-- START --
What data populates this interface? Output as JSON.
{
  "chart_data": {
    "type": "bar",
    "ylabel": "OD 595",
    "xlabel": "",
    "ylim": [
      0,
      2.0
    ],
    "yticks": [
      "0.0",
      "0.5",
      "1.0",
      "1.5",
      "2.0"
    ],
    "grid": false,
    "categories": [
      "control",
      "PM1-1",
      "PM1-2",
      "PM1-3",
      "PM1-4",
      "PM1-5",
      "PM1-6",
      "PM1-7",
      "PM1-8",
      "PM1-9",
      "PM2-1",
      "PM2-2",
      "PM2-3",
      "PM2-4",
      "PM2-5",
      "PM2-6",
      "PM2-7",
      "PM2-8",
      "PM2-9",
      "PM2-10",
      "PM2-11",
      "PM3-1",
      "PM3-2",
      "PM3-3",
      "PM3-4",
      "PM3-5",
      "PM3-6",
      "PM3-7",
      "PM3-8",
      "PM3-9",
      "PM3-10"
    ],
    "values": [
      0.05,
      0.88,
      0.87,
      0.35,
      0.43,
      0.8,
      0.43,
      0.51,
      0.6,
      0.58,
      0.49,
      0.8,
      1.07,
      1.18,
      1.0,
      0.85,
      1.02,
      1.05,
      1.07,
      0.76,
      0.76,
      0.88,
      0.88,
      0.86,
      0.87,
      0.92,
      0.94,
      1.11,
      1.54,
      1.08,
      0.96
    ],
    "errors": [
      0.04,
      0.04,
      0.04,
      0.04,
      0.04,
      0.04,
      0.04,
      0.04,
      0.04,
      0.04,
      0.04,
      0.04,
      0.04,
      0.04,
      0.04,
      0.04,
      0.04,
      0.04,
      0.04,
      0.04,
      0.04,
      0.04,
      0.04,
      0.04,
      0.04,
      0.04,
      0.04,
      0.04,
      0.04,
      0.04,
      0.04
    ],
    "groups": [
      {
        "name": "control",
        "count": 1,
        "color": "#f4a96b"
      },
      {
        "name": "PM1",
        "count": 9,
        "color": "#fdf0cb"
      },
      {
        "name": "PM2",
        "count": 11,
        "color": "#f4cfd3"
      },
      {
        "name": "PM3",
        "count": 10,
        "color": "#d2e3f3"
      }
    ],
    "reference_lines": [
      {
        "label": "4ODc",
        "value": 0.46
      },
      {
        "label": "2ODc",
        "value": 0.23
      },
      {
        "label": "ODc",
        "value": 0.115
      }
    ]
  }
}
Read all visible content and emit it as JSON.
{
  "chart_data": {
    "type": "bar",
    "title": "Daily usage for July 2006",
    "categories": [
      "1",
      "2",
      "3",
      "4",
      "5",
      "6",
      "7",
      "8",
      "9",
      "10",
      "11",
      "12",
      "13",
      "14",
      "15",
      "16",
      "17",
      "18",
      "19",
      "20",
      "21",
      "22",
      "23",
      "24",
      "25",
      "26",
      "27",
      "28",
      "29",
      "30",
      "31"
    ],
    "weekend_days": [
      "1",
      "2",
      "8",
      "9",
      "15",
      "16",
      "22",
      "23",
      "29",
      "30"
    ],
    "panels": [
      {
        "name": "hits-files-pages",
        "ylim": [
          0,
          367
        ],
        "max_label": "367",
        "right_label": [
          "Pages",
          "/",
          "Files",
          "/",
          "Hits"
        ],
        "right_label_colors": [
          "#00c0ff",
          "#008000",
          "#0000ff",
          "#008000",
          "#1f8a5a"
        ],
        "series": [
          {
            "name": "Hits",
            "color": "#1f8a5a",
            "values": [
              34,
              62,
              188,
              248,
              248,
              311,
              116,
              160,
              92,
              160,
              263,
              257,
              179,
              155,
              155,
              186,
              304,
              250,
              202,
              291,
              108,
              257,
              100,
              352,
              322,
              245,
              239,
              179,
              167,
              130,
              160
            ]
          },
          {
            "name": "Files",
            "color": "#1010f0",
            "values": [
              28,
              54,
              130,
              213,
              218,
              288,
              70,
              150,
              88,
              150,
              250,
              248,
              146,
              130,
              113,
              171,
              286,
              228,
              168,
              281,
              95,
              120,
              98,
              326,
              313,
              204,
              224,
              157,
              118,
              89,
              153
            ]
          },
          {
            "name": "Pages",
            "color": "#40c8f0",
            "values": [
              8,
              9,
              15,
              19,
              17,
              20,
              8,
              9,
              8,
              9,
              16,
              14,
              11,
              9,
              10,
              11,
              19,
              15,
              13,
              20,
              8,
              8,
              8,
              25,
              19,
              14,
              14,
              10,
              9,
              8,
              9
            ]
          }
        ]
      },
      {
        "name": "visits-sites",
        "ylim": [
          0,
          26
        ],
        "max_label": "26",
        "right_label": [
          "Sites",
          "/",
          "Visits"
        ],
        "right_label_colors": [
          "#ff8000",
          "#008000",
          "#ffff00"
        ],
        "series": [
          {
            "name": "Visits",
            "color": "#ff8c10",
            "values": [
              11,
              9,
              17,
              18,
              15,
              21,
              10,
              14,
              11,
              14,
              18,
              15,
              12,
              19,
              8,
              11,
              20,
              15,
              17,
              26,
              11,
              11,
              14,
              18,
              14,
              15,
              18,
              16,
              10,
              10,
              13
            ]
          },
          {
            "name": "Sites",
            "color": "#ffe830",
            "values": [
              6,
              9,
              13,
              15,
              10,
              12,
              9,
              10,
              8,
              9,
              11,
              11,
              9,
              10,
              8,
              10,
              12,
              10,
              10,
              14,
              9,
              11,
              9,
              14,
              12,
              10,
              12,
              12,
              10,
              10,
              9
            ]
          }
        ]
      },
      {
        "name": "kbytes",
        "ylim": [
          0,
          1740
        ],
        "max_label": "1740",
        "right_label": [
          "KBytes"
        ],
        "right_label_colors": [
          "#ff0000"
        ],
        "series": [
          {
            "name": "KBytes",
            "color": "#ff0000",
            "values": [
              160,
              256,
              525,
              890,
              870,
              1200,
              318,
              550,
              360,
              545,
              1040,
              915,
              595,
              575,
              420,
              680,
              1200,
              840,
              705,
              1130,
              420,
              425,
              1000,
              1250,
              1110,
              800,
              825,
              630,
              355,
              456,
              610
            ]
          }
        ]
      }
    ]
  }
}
-- END --
*What you need to do:* Output the whole listing above again, word for word.

*Correct answer:*
What data populates this interface? Output as JSON.
{
  "chart_data": {
    "type": "bar",
    "ylabel": "OD 595",
    "xlabel": "",
    "ylim": [
      0,
      2.0
    ],
    "yticks": [
      "0.0",
      "0.5",
      "1.0",
      "1.5",
      "2.0"
    ],
    "grid": false,
    "categories": [
      "control",
      "PM1-1",
      "PM1-2",
      "PM1-3",
      "PM1-4",
      "PM1-5",
      "PM1-6",
      "PM1-7",
      "PM1-8",
      "PM1-9",
      "PM2-1",
      "PM2-2",
      "PM2-3",
      "PM2-4",
      "PM2-5",
      "PM2-6",
      "PM2-7",
      "PM2-8",
      "PM2-9",
      "PM2-10",
      "PM2-11",
      "PM3-1",
      "PM3-2",
      "PM3-3",
      "PM3-4",
      "PM3-5",
      "PM3-6",
      "PM3-7",
      "PM3-8",
      "PM3-9",
      "PM3-10"
    ],
    "values": [
      0.05,
      0.88,
      0.87,
      0.35,
      0.43,
      0.8,
      0.43,
      0.51,
      0.6,
      0.58,
      0.49,
      0.8,
      1.07,
      1.18,
      1.0,
      0.85,
      1.02,
      1.05,
      1.07,
      0.76,
      0.76,
      0.88,
      0.88,
      0.86,
      0.87,
      0.92,
      0.94,
      1.11,
      1.54,
      1.08,
      0.96
    ],
    "errors": [
      0.04,
      0.04,
      0.04,
      0.04,
      0.04,
      0.04,
      0.04,
      0.04,
      0.04,
      0.04,
      0.04,
      0.04,
      0.04,
      0.04,
      0.04,
      0.04,
      0.04,
      0.04,
      0.04,
      0.04,
      0.04,
      0.04,
      0.04,
      0.04,
      0.04,
      0.04,
      0.04,
      0.04,
      0.04,
      0.04,
      0.04
    ],
    "groups": [
      {
        "name": "control",
        "count": 1,
        "color": "#f4a96b"
      },
      {
        "name": "PM1",
        "count": 9,
        "color": "#fdf0cb"
      },
      {
        "name": "PM2",
        "count": 11,
        "color": "#f4cfd3"
      },
      {
        "name": "PM3",
        "count": 10,
        "color": "#d2e3f3"
      }
    ],
    "reference_lines": [
      {
        "label": "4ODc",
        "value": 0.46
      },
      {
        "label": "2ODc",
        "value": 0.23
      },
      {
        "label": "ODc",
        "value": 0.115
      }
    ]
  }
}
Read all visible content and emit it as JSON.
{
  "chart_data": {
    "type": "bar",
    "title": "Daily usage for July 2006",
    "categories": [
      "1",
      "2",
      "3",
      "4",
      "5",
      "6",
      "7",
      "8",
      "9",
      "10",
      "11",
      "12",
      "13",
      "14",
      "15",
      "16",
      "17",
      "18",
      "19",
      "20",
      "21",
      "22",
      "23",
      "24",
      "25",
      "26",
      "27",
      "28",
      "29",
      "30",
      "31"
    ],
    "weekend_days": [
      "1",
      "2",
      "8",
      "9",
      "15",
      "16",
      "22",
      "23",
      "29",
      "30"
    ],
    "panels": [
      {
        "name": "hits-files-pages",
        "ylim": [
          0,
          367
        ],
        "max_label": "367",
        "right_label": [
          "Pages",
          "/",
          "Files",
          "/",
          "Hits"
        ],
        "right_label_colors": [
          "#00c0ff",
          "#008000",
          "#0000ff",
          "#008000",
          "#1f8a5a"
        ],
        "series": [
          {
            "name": "Hits",
            "color": "#1f8a5a",
            "values": [
              34,
              62,
              188,
              248,
              248,
              311,
              116,
              160,
              92,
              160,
              263,
              257,
              179,
              155,
              155,
              186,
              304,
              250,
              202,
              291,
              108,
              257,
              100,
              352,
              322,
              245,
              239,
              179,
              167,
              130,
              160
            ]
          },
          {
            "name": "Files",
            "color": "#1010f0",
            "values": [
              28,
              54,
              130,
              213,
              218,
              288,
              70,
              150,
              88,
              150,
              250,
              248,
              146,
              130,
              113,
              171,
              286,
              228,
              168,
              281,
              95,
              120,
              98,
              326,
              313,
              204,
              224,
              157,
              118,
              89,
              153
            ]
          },
          {
            "name": "Pages",
            "color": "#40c8f0",
            "values": [
              8,
              9,
              15,
              19,
              17,
              20,
              8,
              9,
              8,
              9,
              16,
              14,
              11,
              9,
              10,
              11,
              19,
              15,
              13,
              20,
              8,
              8,
              8,
              25,
              19,
              14,
              14,
              10,
              9,
              8,
              9
            ]
          }
        ]
      },
      {
        "name": "visits-sites",
        "ylim": [
          0,
          26
        ],
        "max_label": "26",
        "right_label": [
          "Sites",
          "/",
          "Visits"
        ],
        "right_label_colors": [
          "#ff8000",
          "#008000",
          "#ffff00"
        ],
        "series": [
          {
            "name": "Visits",
            "color": "#ff8c10",
            "values": [
              11,
              9,
              17,
              18,
              15,
              21,
              10,
              14,
              11,
              14,
              18,
              15,
              12,
              19,
              8,
              11,
              20,
              15,
              17,
              26,
              11,
              11,
              14,
              18,
              14,
              15,
              18,
              16,
              10,
              10,
              13
            ]
          },
          {
            "name": "Sites",
            "color": "#ffe830",
            "values": [
              6,
              9,
              13,
              15,
              10,
              12,
              9,
              10,
              8,
              9,
              11,
              11,
              9,
              10,
              8,
              10,
              12,
              10,
              10,
              14,
              9,
              11,
              9,
              14,
              12,
              10,
              12,
              12,
              10,
              10,
              9
            ]
          }
        ]
      },
      {
        "name": "kbytes",
        "ylim": [
          0,
          1740
        ],
        "max_label": "1740",
        "right_label": [
          "KBytes"
        ],
        "right_label_colors": [
          "#ff0000"
        ],
        "series": [
          {
            "name": "KBytes",
            "color": "#ff0000",
            "values": [
              160,
              256,
              525,
              890,
              870,
              1200,
              318,
              550,
              360,
              545,
              1040,
              915,
              595,
              575,
              420,
              680,
              1200,
              840,
              705,
              1130,
              420,
              425,
              1000,
              1250,
              1110,
              800,
              825,
              630,
              355,
              456,
              610
            ]
          }
        ]
      }
    ]
  }
}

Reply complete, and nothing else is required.